→ WHAT YOU WILL DO
Every line with "JSON" in it must be copied from the data.

→ SOURCE DATA

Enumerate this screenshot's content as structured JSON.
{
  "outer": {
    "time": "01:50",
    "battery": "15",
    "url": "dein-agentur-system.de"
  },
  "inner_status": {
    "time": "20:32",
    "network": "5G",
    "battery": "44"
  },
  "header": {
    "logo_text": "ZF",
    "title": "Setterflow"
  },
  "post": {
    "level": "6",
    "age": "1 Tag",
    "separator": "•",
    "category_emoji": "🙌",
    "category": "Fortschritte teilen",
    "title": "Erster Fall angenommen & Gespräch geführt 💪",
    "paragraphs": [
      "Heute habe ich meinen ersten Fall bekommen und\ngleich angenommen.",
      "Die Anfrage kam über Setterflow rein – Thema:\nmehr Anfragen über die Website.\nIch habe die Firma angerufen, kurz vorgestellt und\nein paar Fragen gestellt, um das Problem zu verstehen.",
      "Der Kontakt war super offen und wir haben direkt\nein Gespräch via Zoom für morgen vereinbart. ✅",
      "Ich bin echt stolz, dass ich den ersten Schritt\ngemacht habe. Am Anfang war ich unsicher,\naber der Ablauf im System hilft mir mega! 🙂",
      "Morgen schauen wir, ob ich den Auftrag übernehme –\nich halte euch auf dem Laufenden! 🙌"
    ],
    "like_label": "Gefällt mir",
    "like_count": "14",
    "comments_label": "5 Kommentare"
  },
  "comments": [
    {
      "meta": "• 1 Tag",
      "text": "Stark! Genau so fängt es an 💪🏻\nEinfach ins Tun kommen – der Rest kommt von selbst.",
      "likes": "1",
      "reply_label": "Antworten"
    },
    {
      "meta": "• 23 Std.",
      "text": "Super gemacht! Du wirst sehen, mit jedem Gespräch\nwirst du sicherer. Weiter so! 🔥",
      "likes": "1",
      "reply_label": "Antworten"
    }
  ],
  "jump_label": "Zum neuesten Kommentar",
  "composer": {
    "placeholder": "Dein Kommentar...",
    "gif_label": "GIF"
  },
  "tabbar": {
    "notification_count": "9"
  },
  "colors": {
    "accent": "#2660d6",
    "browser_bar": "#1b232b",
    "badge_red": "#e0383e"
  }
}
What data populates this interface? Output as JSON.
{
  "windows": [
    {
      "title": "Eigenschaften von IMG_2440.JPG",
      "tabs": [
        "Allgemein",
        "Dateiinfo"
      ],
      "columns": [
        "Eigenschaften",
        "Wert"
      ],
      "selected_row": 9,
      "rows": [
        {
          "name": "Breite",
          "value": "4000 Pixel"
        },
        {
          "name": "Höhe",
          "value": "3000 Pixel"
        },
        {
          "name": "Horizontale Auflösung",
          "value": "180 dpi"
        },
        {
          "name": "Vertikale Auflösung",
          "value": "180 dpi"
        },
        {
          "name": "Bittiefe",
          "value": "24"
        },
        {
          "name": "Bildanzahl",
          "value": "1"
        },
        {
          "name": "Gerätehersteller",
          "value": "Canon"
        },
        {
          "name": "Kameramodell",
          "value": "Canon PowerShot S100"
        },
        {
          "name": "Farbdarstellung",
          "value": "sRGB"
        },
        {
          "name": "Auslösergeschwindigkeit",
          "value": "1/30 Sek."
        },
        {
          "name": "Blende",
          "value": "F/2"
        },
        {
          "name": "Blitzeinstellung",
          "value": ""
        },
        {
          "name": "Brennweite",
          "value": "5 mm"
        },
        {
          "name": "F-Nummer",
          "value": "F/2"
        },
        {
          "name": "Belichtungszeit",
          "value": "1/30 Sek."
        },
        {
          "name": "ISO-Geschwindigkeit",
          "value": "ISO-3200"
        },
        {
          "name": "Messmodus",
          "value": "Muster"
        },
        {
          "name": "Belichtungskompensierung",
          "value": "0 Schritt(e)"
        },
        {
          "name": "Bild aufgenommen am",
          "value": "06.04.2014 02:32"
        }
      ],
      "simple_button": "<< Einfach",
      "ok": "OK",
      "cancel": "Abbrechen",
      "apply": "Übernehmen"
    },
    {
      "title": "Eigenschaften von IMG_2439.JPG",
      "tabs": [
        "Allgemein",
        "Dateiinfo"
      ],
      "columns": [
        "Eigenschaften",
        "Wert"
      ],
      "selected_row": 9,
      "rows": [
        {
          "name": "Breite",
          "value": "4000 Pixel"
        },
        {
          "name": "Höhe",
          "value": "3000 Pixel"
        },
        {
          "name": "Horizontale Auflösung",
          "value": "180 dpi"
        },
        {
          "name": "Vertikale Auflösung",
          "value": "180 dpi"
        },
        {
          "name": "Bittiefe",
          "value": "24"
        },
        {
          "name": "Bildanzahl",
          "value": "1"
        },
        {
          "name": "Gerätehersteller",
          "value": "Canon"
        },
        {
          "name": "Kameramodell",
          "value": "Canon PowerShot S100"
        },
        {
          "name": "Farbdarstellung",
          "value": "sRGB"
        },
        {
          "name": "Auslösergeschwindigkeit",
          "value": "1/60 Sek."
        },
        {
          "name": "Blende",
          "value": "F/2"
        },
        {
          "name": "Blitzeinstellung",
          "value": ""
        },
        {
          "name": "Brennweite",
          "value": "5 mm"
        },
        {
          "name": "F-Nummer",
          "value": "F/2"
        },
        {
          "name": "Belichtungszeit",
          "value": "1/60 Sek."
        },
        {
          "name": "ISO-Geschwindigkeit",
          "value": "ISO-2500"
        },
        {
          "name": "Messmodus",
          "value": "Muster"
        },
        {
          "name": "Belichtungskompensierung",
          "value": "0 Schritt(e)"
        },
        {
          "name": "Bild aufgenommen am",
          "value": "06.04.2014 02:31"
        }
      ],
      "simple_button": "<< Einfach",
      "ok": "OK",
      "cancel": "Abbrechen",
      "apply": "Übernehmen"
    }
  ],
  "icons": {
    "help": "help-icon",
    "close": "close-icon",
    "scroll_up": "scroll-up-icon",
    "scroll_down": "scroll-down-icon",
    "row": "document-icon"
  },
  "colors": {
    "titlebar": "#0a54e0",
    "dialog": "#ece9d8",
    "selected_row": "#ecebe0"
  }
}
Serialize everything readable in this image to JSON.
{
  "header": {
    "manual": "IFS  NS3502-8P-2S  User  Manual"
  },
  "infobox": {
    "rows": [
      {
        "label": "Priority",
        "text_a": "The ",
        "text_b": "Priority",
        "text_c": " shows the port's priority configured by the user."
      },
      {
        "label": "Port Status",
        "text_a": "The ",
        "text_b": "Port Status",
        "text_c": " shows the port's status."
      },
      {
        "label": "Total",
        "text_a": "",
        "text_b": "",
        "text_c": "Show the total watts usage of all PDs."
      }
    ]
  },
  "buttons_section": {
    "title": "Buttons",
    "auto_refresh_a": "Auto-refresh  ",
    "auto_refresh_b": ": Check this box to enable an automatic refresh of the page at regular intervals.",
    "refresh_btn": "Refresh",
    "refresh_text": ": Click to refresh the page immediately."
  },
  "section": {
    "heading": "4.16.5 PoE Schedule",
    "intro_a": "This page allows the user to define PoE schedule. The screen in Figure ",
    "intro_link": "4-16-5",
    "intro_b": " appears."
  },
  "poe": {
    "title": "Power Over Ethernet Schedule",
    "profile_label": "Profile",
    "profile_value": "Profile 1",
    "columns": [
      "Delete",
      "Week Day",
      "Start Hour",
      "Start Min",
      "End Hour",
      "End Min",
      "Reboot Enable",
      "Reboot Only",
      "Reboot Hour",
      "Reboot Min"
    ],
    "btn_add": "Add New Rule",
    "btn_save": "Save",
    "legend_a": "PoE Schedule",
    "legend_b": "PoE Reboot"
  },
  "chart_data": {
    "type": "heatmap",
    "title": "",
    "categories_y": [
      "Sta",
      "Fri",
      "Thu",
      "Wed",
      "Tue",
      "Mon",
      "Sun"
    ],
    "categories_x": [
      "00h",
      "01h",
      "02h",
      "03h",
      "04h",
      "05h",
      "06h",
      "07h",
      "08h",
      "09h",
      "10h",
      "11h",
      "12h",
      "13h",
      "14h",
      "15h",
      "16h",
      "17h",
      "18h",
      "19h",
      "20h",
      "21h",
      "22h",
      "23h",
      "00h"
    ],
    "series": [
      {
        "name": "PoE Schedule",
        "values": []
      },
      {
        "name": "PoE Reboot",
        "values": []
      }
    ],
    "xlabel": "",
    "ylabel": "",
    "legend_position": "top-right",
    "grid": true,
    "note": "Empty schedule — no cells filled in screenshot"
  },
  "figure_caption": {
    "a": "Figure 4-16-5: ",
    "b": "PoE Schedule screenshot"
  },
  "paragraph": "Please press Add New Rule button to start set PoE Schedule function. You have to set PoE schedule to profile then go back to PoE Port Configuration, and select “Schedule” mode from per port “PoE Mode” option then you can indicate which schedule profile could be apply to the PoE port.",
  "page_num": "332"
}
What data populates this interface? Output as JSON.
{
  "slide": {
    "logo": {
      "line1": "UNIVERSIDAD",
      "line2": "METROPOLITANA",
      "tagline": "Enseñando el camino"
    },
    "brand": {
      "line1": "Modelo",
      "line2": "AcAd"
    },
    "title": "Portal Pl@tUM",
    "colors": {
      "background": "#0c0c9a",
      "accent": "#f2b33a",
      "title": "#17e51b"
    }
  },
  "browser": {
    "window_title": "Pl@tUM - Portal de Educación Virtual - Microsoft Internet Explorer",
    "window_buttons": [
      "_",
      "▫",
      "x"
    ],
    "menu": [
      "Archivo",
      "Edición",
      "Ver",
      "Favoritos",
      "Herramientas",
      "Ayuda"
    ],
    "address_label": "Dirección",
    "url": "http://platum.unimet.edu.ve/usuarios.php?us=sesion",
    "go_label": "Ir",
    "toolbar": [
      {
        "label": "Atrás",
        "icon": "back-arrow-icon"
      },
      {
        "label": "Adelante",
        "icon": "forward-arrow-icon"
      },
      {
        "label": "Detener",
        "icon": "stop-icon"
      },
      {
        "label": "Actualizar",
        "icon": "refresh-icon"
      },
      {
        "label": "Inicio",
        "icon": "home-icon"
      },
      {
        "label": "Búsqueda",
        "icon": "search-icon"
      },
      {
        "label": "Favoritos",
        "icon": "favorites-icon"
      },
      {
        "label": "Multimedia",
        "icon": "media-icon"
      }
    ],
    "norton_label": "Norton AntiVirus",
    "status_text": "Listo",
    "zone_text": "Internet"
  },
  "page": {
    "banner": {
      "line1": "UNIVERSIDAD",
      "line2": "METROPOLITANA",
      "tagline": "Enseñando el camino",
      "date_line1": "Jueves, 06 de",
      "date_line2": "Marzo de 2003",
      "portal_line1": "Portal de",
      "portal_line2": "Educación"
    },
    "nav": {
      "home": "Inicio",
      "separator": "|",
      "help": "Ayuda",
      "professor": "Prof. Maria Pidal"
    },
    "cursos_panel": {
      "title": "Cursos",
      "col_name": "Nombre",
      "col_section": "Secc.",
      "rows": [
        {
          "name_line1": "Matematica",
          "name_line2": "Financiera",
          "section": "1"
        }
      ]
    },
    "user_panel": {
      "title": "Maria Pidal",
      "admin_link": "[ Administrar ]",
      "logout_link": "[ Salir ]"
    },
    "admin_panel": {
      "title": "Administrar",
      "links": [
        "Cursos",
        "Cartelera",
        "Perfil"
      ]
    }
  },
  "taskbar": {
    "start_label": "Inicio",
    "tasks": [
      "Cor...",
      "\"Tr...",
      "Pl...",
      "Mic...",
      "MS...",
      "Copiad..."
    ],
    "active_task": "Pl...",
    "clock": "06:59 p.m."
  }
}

→ SOLUTION FOR THIS EXERCISE
Enumerate this screenshot's content as structured JSON.
What data populates this interface? Output as JSON.
Serialize everything readable in this image to JSON.
What data populates this interface? Output as JSON.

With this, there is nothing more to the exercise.